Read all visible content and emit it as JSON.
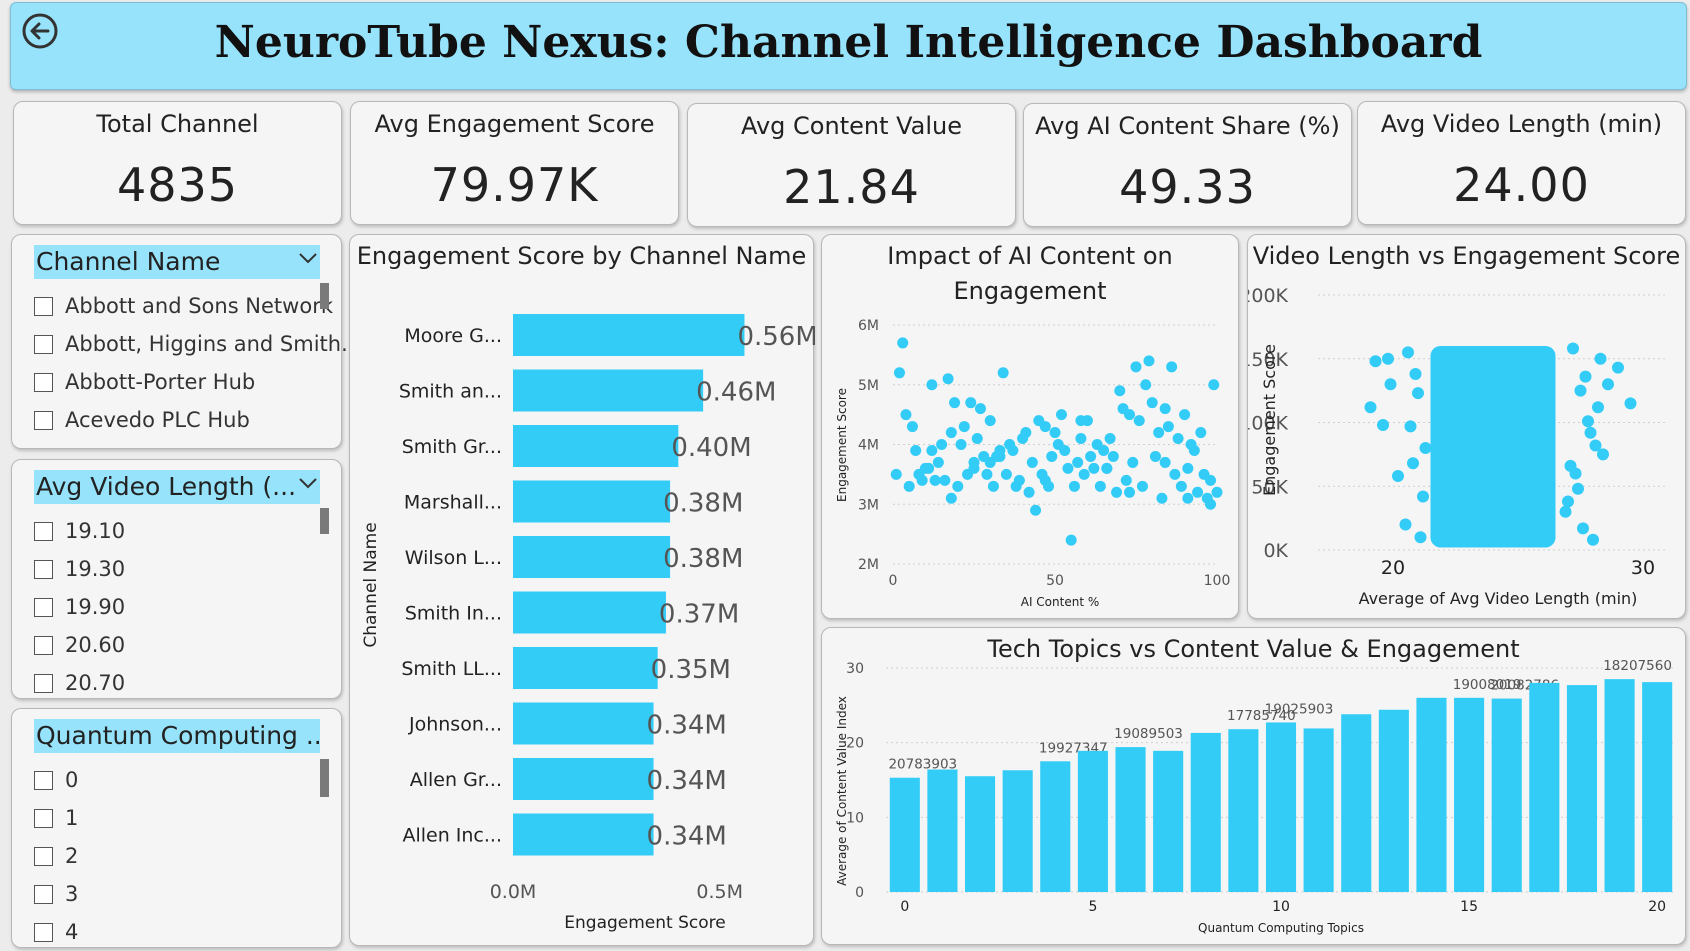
{
  "header": {
    "title": "NeuroTube Nexus: Channel Intelligence Dashboard"
  },
  "kpis": [
    {
      "label": "Total Channel",
      "value": "4835"
    },
    {
      "label": "Avg Engagement Score",
      "value": "79.97K"
    },
    {
      "label": "Avg Content Value",
      "value": "21.84"
    },
    {
      "label": "Avg AI Content Share (%)",
      "value": "49.33"
    },
    {
      "label": "Avg Video Length (min)",
      "value": "24.00"
    }
  ],
  "slicers": [
    {
      "title": "Channel Name",
      "items": [
        "Abbott and Sons Network",
        "Abbott, Higgins and Smith...",
        "Abbott-Porter Hub",
        "Acevedo PLC Hub"
      ]
    },
    {
      "title": "Avg Video Length (...",
      "items": [
        "19.10",
        "19.30",
        "19.90",
        "20.60",
        "20.70"
      ]
    },
    {
      "title": "Quantum Computing ...",
      "items": [
        "0",
        "1",
        "2",
        "3",
        "4"
      ]
    }
  ],
  "colors": {
    "bar": "#33ccf6",
    "header_bg": "#97e3fb"
  },
  "chart_data": [
    {
      "type": "bar",
      "orientation": "horizontal",
      "title": "Engagement Score by Channel Name",
      "xlabel": "Engagement Score",
      "ylabel": "Channel Name",
      "categories": [
        "Moore G...",
        "Smith an...",
        "Smith Gr...",
        "Marshall...",
        "Wilson L...",
        "Smith In...",
        "Smith LL...",
        "Johnson...",
        "Allen Gr...",
        "Allen Inc..."
      ],
      "values": [
        0.56,
        0.46,
        0.4,
        0.38,
        0.38,
        0.37,
        0.35,
        0.34,
        0.34,
        0.34
      ],
      "value_labels": [
        "0.56M",
        "0.46M",
        "0.40M",
        "0.38M",
        "0.38M",
        "0.37M",
        "0.35M",
        "0.34M",
        "0.34M",
        "0.34M"
      ],
      "xlim": [
        0,
        0.6
      ],
      "xticks": [
        0,
        0.5
      ],
      "xtick_labels": [
        "0.0M",
        "0.5M"
      ]
    },
    {
      "type": "scatter",
      "title": "Impact of AI Content on Engagement",
      "xlabel": "AI Content %",
      "ylabel": "Engagement Score",
      "xlim": [
        0,
        100
      ],
      "ylim": [
        2,
        6
      ],
      "xticks": [
        0,
        50,
        100
      ],
      "xtick_labels": [
        "0",
        "50",
        "100"
      ],
      "yticks": [
        2,
        3,
        4,
        5,
        6
      ],
      "ytick_labels": [
        "2M",
        "3M",
        "4M",
        "5M",
        "6M"
      ],
      "x": [
        1,
        2,
        3,
        5,
        6,
        7,
        8,
        9,
        10,
        12,
        12,
        13,
        14,
        15,
        16,
        17,
        18,
        19,
        20,
        21,
        22,
        23,
        24,
        25,
        26,
        27,
        28,
        29,
        30,
        30,
        31,
        32,
        33,
        34,
        35,
        36,
        37,
        38,
        39,
        40,
        41,
        42,
        43,
        44,
        45,
        46,
        47,
        48,
        49,
        50,
        51,
        52,
        53,
        54,
        55,
        56,
        57,
        58,
        59,
        60,
        61,
        62,
        63,
        64,
        65,
        66,
        67,
        68,
        69,
        70,
        71,
        72,
        73,
        74,
        75,
        76,
        77,
        78,
        79,
        80,
        81,
        82,
        83,
        84,
        85,
        86,
        87,
        88,
        89,
        90,
        91,
        92,
        93,
        94,
        95,
        96,
        97,
        98,
        99,
        100,
        4,
        11,
        18,
        25,
        33,
        47,
        58,
        66,
        73,
        84,
        91,
        98
      ],
      "y": [
        3.5,
        5.2,
        5.7,
        3.3,
        4.3,
        3.9,
        3.5,
        3.4,
        3.6,
        5.0,
        3.9,
        3.4,
        3.7,
        4.0,
        3.4,
        5.1,
        3.1,
        4.7,
        3.3,
        4.0,
        4.3,
        3.5,
        4.7,
        3.7,
        4.1,
        4.6,
        3.8,
        3.5,
        4.4,
        3.7,
        3.3,
        3.8,
        3.9,
        5.2,
        3.5,
        4.0,
        3.9,
        3.3,
        3.4,
        4.1,
        4.2,
        3.2,
        3.7,
        2.9,
        4.4,
        3.5,
        4.3,
        3.3,
        3.8,
        4.2,
        4.0,
        4.5,
        3.9,
        3.6,
        2.4,
        3.3,
        3.7,
        4.1,
        3.5,
        4.4,
        3.8,
        3.6,
        4.0,
        3.3,
        3.9,
        3.6,
        4.1,
        3.8,
        3.2,
        4.9,
        4.6,
        3.4,
        4.5,
        3.7,
        5.3,
        4.4,
        3.3,
        5.0,
        5.4,
        4.7,
        3.8,
        4.2,
        3.1,
        3.7,
        4.3,
        5.3,
        3.5,
        4.1,
        3.3,
        4.5,
        3.6,
        4.0,
        3.9,
        3.2,
        4.2,
        3.5,
        3.1,
        3.4,
        5.0,
        3.2,
        4.5,
        3.6,
        4.2,
        3.6,
        3.8,
        3.4,
        4.4,
        3.6,
        3.2,
        4.6,
        3.1,
        3.0
      ]
    },
    {
      "type": "scatter",
      "title": "Video Length vs Engagement Score",
      "xlabel": "Average of Avg Video Length (min)",
      "ylabel": "Engagement Score",
      "xlim": [
        17,
        31
      ],
      "ylim": [
        0,
        200000
      ],
      "xticks": [
        20,
        30
      ],
      "xtick_labels": [
        "20",
        "30"
      ],
      "yticks": [
        0,
        50000,
        100000,
        150000,
        200000
      ],
      "ytick_labels": [
        "0K",
        "50K",
        "100K",
        "150K",
        "200K"
      ],
      "dense_region": {
        "x": [
          21.5,
          26.5
        ],
        "y": [
          2000,
          160000
        ]
      },
      "x": [
        19.1,
        19.3,
        19.9,
        20.6,
        20.7,
        21.0,
        20.2,
        20.9,
        21.3,
        19.6,
        20.5,
        21.2,
        27.2,
        27.5,
        27.8,
        28.1,
        28.3,
        28.6,
        27.0,
        27.3,
        27.9,
        28.4,
        29.5,
        29.0,
        27.6,
        28.0,
        27.4,
        26.9,
        27.1,
        21.1,
        20.8,
        19.8,
        27.7,
        28.2
      ],
      "y": [
        112000,
        148000,
        130000,
        155000,
        97000,
        123000,
        58000,
        138000,
        80000,
        98000,
        20000,
        42000,
        158000,
        125000,
        101000,
        82000,
        150000,
        130000,
        38000,
        60000,
        92000,
        75000,
        115000,
        143000,
        17000,
        8000,
        48000,
        30000,
        66000,
        10000,
        68000,
        150000,
        136000,
        112000
      ]
    },
    {
      "type": "bar",
      "title": "Tech Topics vs Content Value & Engagement",
      "xlabel": "Quantum Computing Topics",
      "ylabel": "Average of Content Value Index",
      "categories": [
        "0",
        "1",
        "2",
        "3",
        "4",
        "5",
        "6",
        "7",
        "8",
        "9",
        "10",
        "11",
        "12",
        "13",
        "14",
        "15",
        "16",
        "17",
        "18",
        "19",
        "20"
      ],
      "values": [
        15.3,
        16.4,
        15.5,
        16.3,
        17.5,
        18.9,
        19.4,
        18.9,
        21.3,
        21.8,
        22.7,
        21.9,
        23.8,
        24.4,
        26.0,
        26.0,
        25.9,
        28.0,
        27.7,
        28.5,
        28.1
      ],
      "data_labels": [
        "20783903",
        "",
        "",
        "",
        "19927347",
        "",
        "19089503",
        "",
        "",
        "17785740",
        "19025903",
        "",
        "",
        "",
        "",
        "19008019",
        "20082786",
        "",
        "",
        "18207560",
        ""
      ],
      "ylim": [
        0,
        32
      ],
      "yticks": [
        0,
        10,
        20,
        30
      ],
      "xticks": [
        0,
        5,
        10,
        15,
        20
      ]
    }
  ]
}
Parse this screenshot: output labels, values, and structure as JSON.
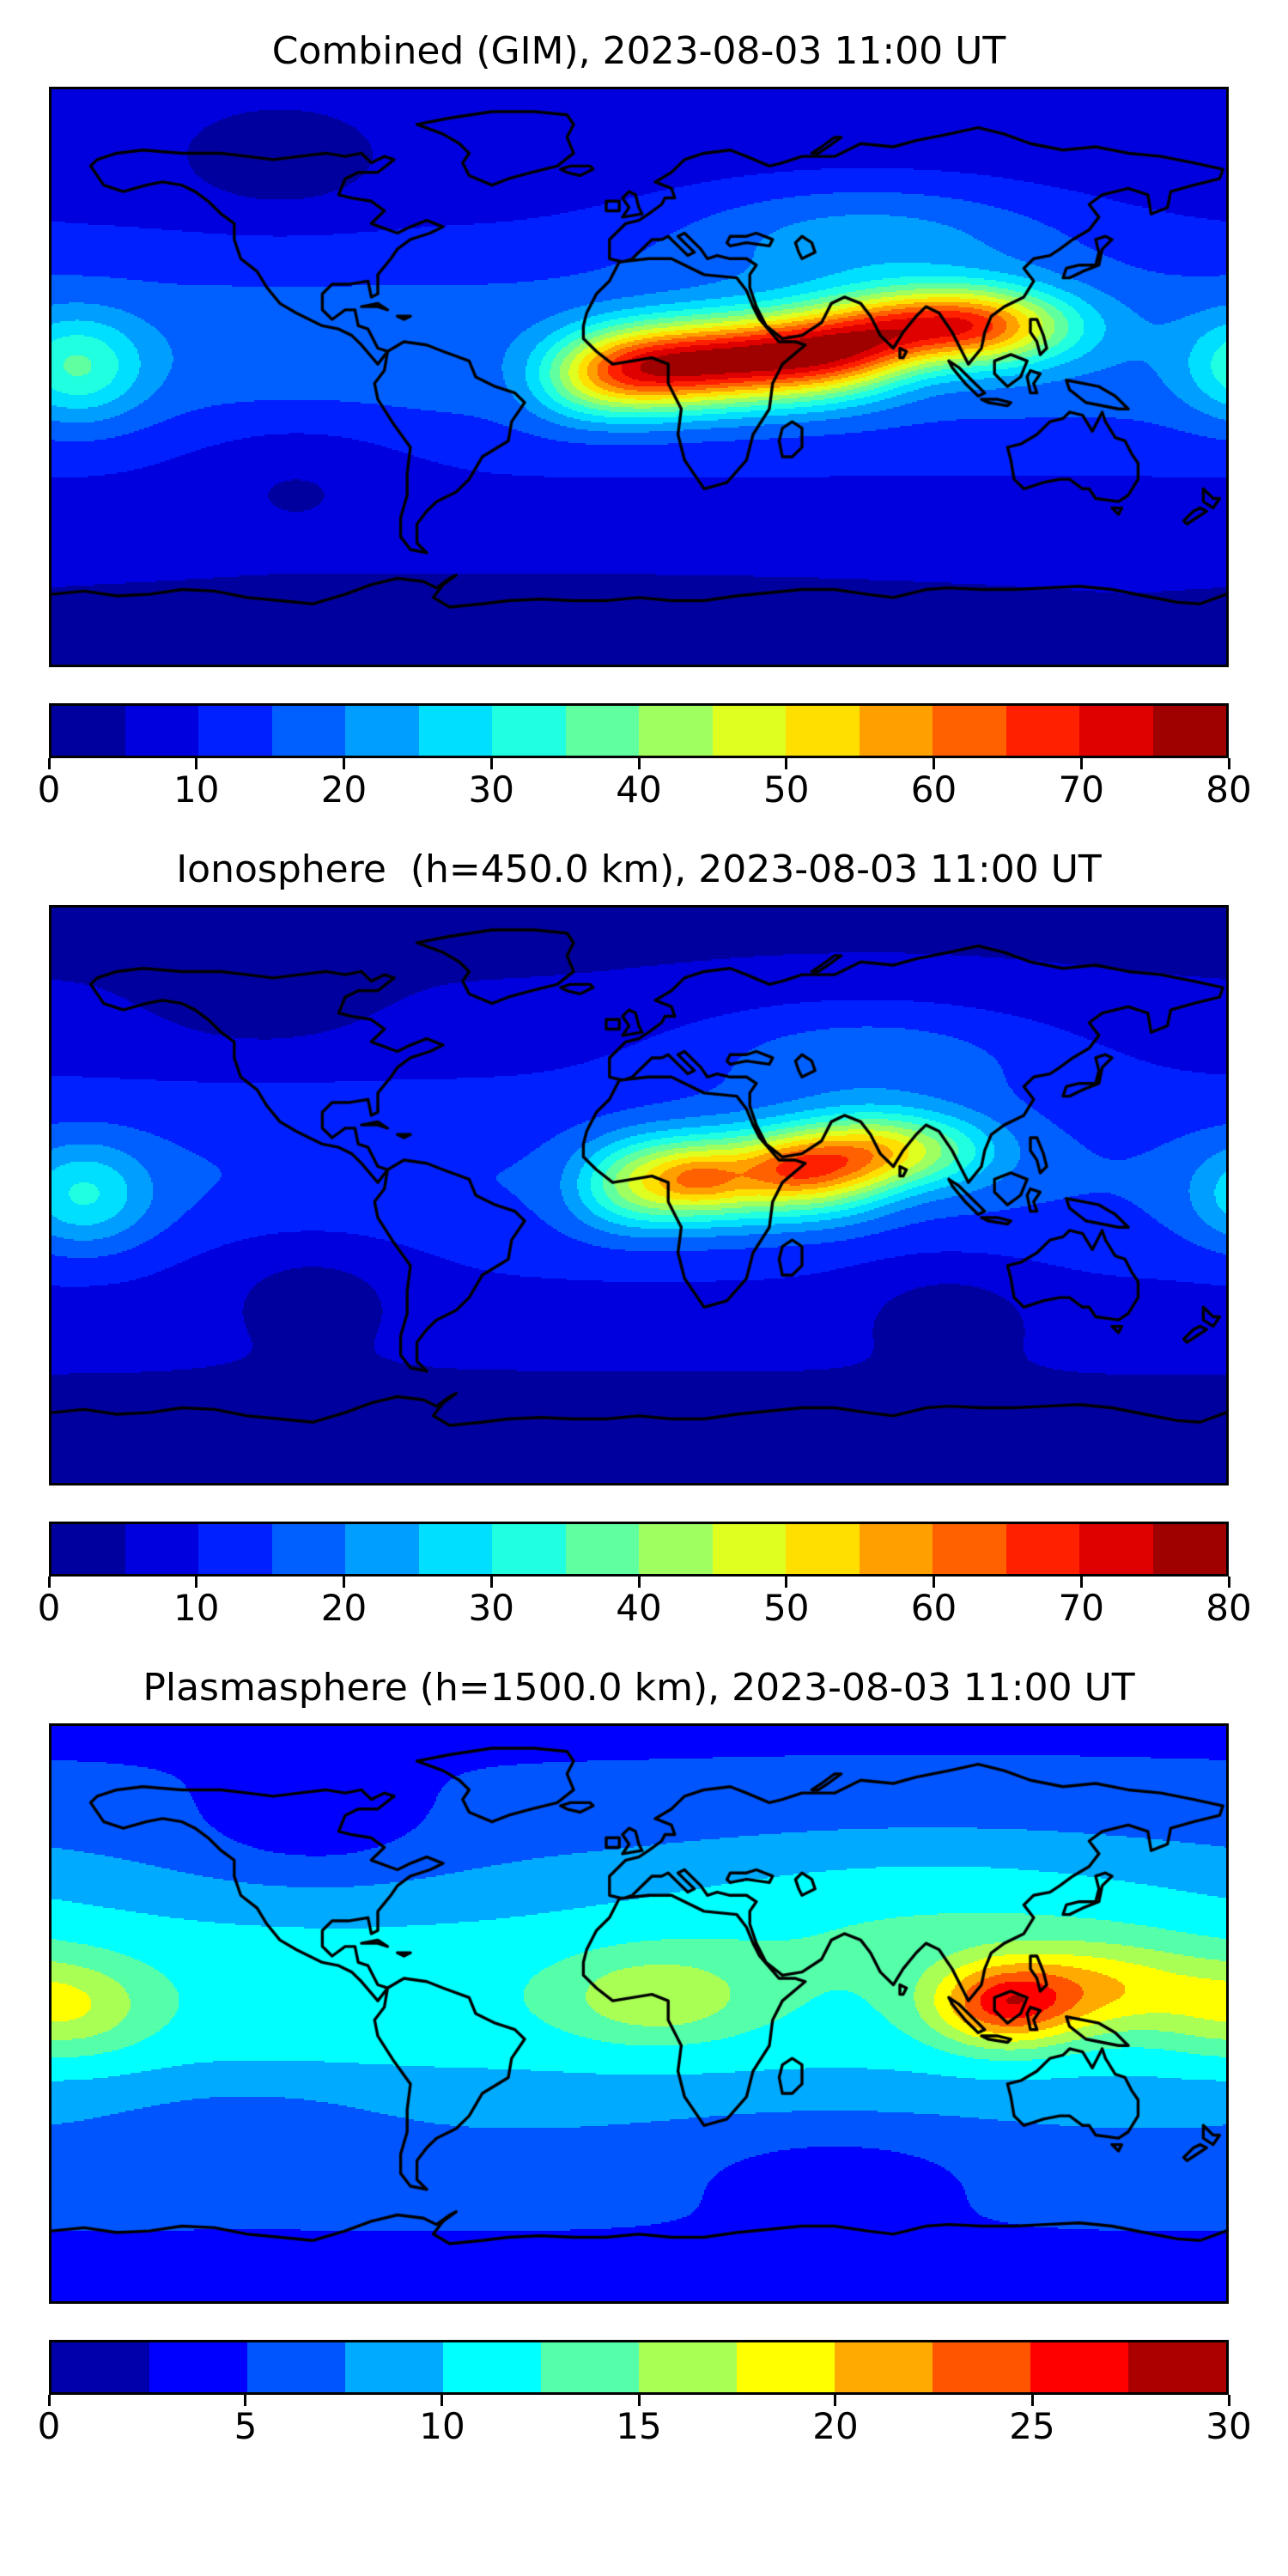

**Challenge:**
Lines of the material that contain the word "title" are to be gathered.

**Task solution:**
    "title": "NeuroTube Nexus: Channel Intelligence Dashboard"
      "title": "Channel Name",
      "title": "Avg Video Length (...",
      "title": "Quantum Computing ...",
      "title": "Engagement Score by Channel Name",
      "title": "Impact of AI Content on Engagement",
      "title": "Video Length vs Engagement Score",
      "title": "Tech Topics vs Content Value & Engagement",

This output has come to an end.